>> BEGIN
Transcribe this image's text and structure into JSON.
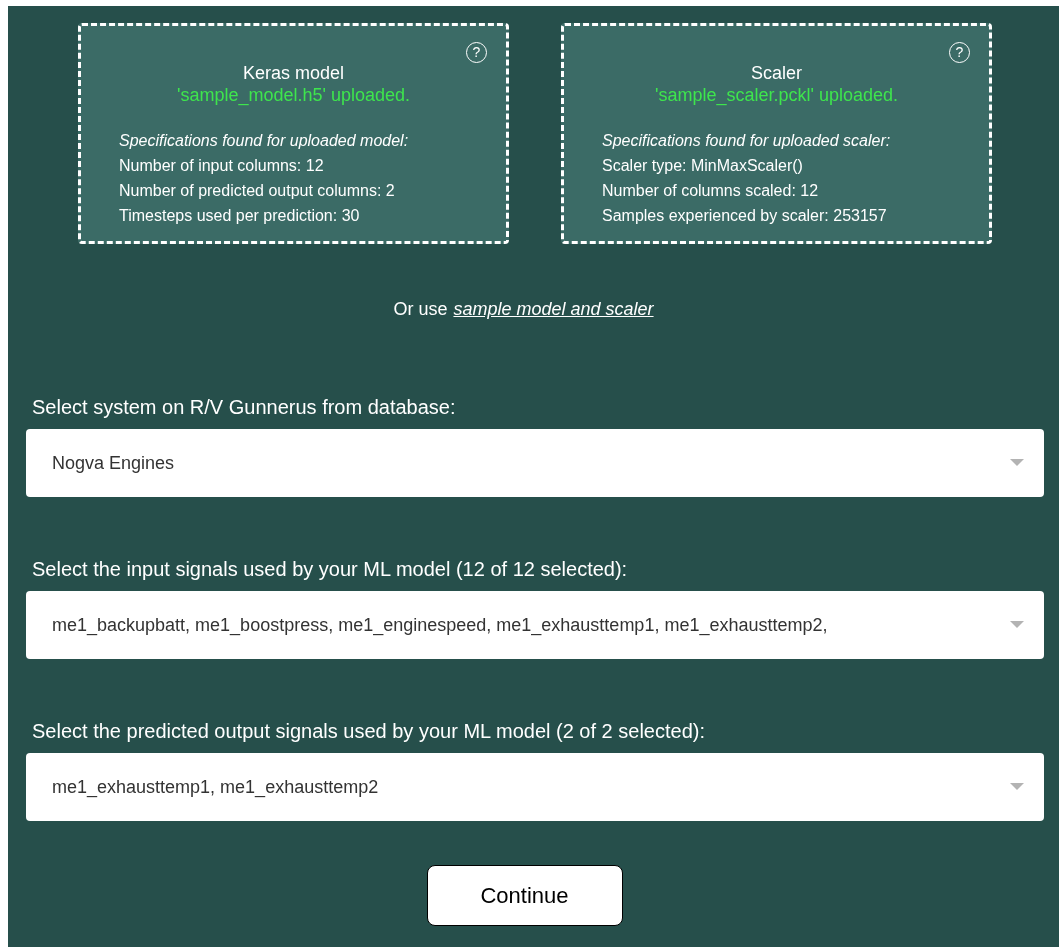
{
  "cards": [
    {
      "title": "Keras model",
      "status": "'sample_model.h5' uploaded.",
      "spec_heading": "Specifications found for uploaded model:",
      "specs": [
        "Number of input columns: 12",
        "Number of predicted output columns: 2",
        "Timesteps used per prediction: 30"
      ],
      "help": "?"
    },
    {
      "title": "Scaler",
      "status": "'sample_scaler.pckl' uploaded.",
      "spec_heading": "Specifications found for uploaded scaler:",
      "specs": [
        "Scaler type: MinMaxScaler()",
        "Number of columns scaled: 12",
        "Samples experienced by scaler: 253157"
      ],
      "help": "?"
    }
  ],
  "sample_prompt": {
    "text": "Or use",
    "link": "sample model and scaler"
  },
  "selects": [
    {
      "label": "Select system on R/V Gunnerus from database:",
      "value": "Nogva Engines"
    },
    {
      "label": "Select the input signals used by your ML model (12 of 12 selected):",
      "value": "me1_backupbatt, me1_boostpress, me1_enginespeed, me1_exhausttemp1, me1_exhausttemp2,"
    },
    {
      "label": "Select the predicted output signals used by your ML model (2 of 2 selected):",
      "value": "me1_exhausttemp1, me1_exhausttemp2"
    }
  ],
  "continue_button": "Continue"
}
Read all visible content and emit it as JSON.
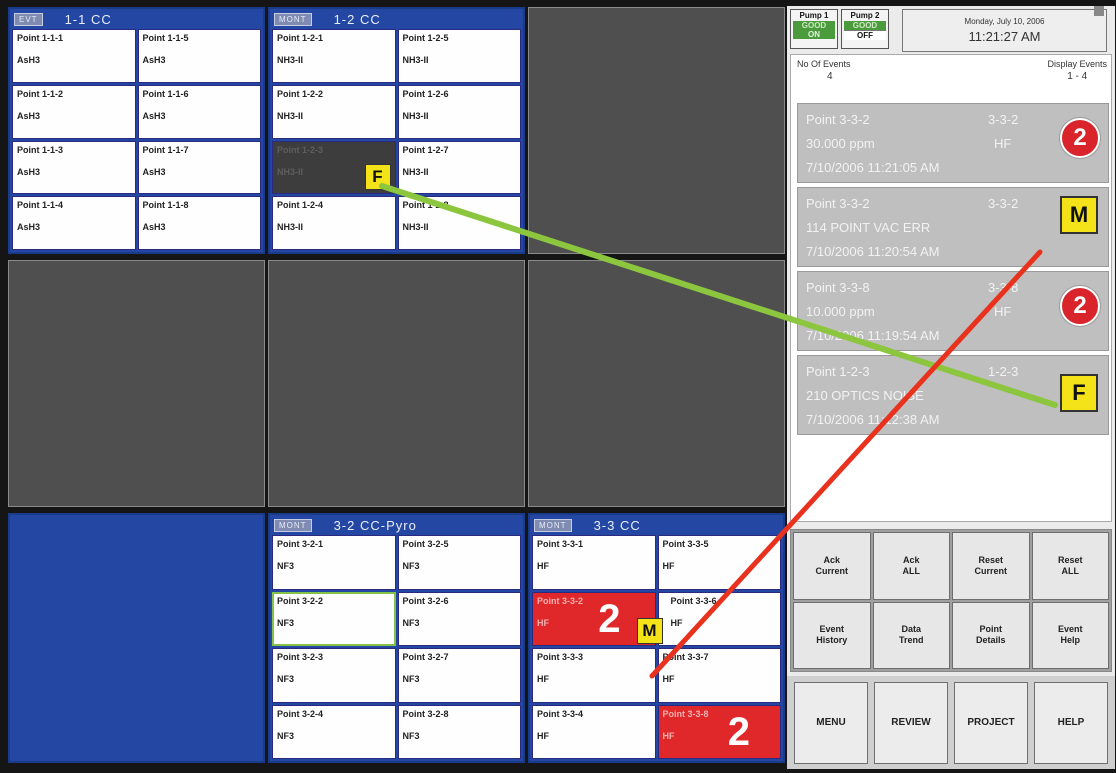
{
  "panels": {
    "p11": {
      "tag": "EVT",
      "title": "1-1  CC",
      "cells": [
        {
          "name": "Point 1-1-1",
          "gas": "AsH3"
        },
        {
          "name": "Point 1-1-5",
          "gas": "AsH3"
        },
        {
          "name": "Point 1-1-2",
          "gas": "AsH3"
        },
        {
          "name": "Point 1-1-6",
          "gas": "AsH3"
        },
        {
          "name": "Point 1-1-3",
          "gas": "AsH3"
        },
        {
          "name": "Point 1-1-7",
          "gas": "AsH3"
        },
        {
          "name": "Point 1-1-4",
          "gas": "AsH3"
        },
        {
          "name": "Point 1-1-8",
          "gas": "AsH3"
        }
      ]
    },
    "p12": {
      "tag": "MONT",
      "title": "1-2  CC",
      "cells": [
        {
          "name": "Point 1-2-1",
          "gas": "NH3-II"
        },
        {
          "name": "Point 1-2-5",
          "gas": "NH3-II"
        },
        {
          "name": "Point 1-2-2",
          "gas": "NH3-II"
        },
        {
          "name": "Point 1-2-6",
          "gas": "NH3-II"
        },
        {
          "name": "Point 1-2-3",
          "gas": "NH3-II"
        },
        {
          "name": "Point 1-2-7",
          "gas": "NH3-II"
        },
        {
          "name": "Point 1-2-4",
          "gas": "NH3-II"
        },
        {
          "name": "Point 1-2-8",
          "gas": "NH3-II"
        }
      ]
    },
    "p32": {
      "tag": "MONT",
      "title": "3-2  CC-Pyro",
      "cells": [
        {
          "name": "Point 3-2-1",
          "gas": "NF3"
        },
        {
          "name": "Point 3-2-5",
          "gas": "NF3"
        },
        {
          "name": "Point 3-2-2",
          "gas": "NF3"
        },
        {
          "name": "Point 3-2-6",
          "gas": "NF3"
        },
        {
          "name": "Point 3-2-3",
          "gas": "NF3"
        },
        {
          "name": "Point 3-2-7",
          "gas": "NF3"
        },
        {
          "name": "Point 3-2-4",
          "gas": "NF3"
        },
        {
          "name": "Point 3-2-8",
          "gas": "NF3"
        }
      ]
    },
    "p33": {
      "tag": "MONT",
      "title": "3-3  CC",
      "cells": [
        {
          "name": "Point 3-3-1",
          "gas": "HF"
        },
        {
          "name": "Point 3-3-5",
          "gas": "HF"
        },
        {
          "name": "Point 3-3-2",
          "gas": "HF"
        },
        {
          "name": "Point 3-3-6",
          "gas": "HF"
        },
        {
          "name": "Point 3-3-3",
          "gas": "HF"
        },
        {
          "name": "Point 3-3-7",
          "gas": "HF"
        },
        {
          "name": "Point 3-3-4",
          "gas": "HF"
        },
        {
          "name": "Point 3-3-8",
          "gas": "HF"
        }
      ]
    }
  },
  "badges": {
    "fault": "F",
    "maintenance": "M",
    "alarm_level": "2"
  },
  "pumps": [
    {
      "label": "Pump 1",
      "state": "GOOD",
      "status": "ON"
    },
    {
      "label": "Pump 2",
      "state": "GOOD",
      "status": "OFF"
    }
  ],
  "datetime": {
    "date": "Monday, July 10, 2006",
    "time": "11:21:27 AM"
  },
  "events_header": {
    "count_label": "No Of Events",
    "count_value": "4",
    "display_label": "Display Events",
    "display_value": "1 - 4"
  },
  "events": [
    {
      "point": "Point 3-3-2",
      "code": "3-3-2",
      "line2": "30.000  ppm",
      "gas": "HF",
      "time": "7/10/2006 11:21:05 AM",
      "badge": "2"
    },
    {
      "point": "Point 3-3-2",
      "code": "3-3-2",
      "line2": "114 POINT VAC ERR",
      "gas": "",
      "time": "7/10/2006 11:20:54 AM",
      "badge": "M"
    },
    {
      "point": "Point 3-3-8",
      "code": "3-3-8",
      "line2": "10.000  ppm",
      "gas": "HF",
      "time": "7/10/2006 11:19:54 AM",
      "badge": "2"
    },
    {
      "point": "Point 1-2-3",
      "code": "1-2-3",
      "line2": "210 OPTICS NOISE",
      "gas": "",
      "time": "7/10/2006 11:12:38 AM",
      "badge": "F"
    }
  ],
  "actions": [
    "Ack\nCurrent",
    "Ack\nALL",
    "Reset\nCurrent",
    "Reset\nALL",
    "Event\nHistory",
    "Data\nTrend",
    "Point\nDetails",
    "Event\nHelp"
  ],
  "nav": [
    "MENU",
    "REVIEW",
    "PROJECT",
    "HELP"
  ],
  "colors": {
    "panel_blue": "#2347a3",
    "alarm_red": "#d8242a",
    "badge_yellow": "#f3e318",
    "link_green": "#8cc63f",
    "link_red": "#e8321e",
    "pump_green": "#4a9b3c"
  }
}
>> END
• _Brief_
Look through the entries and return every line where "used" appears.

• _The result_
        "Timesteps used per prediction: 30"
      "label": "Select the input signals used by your ML model (12 of 12 selected):",
      "label": "Select the predicted output signals used by your ML model (2 of 2 selected):",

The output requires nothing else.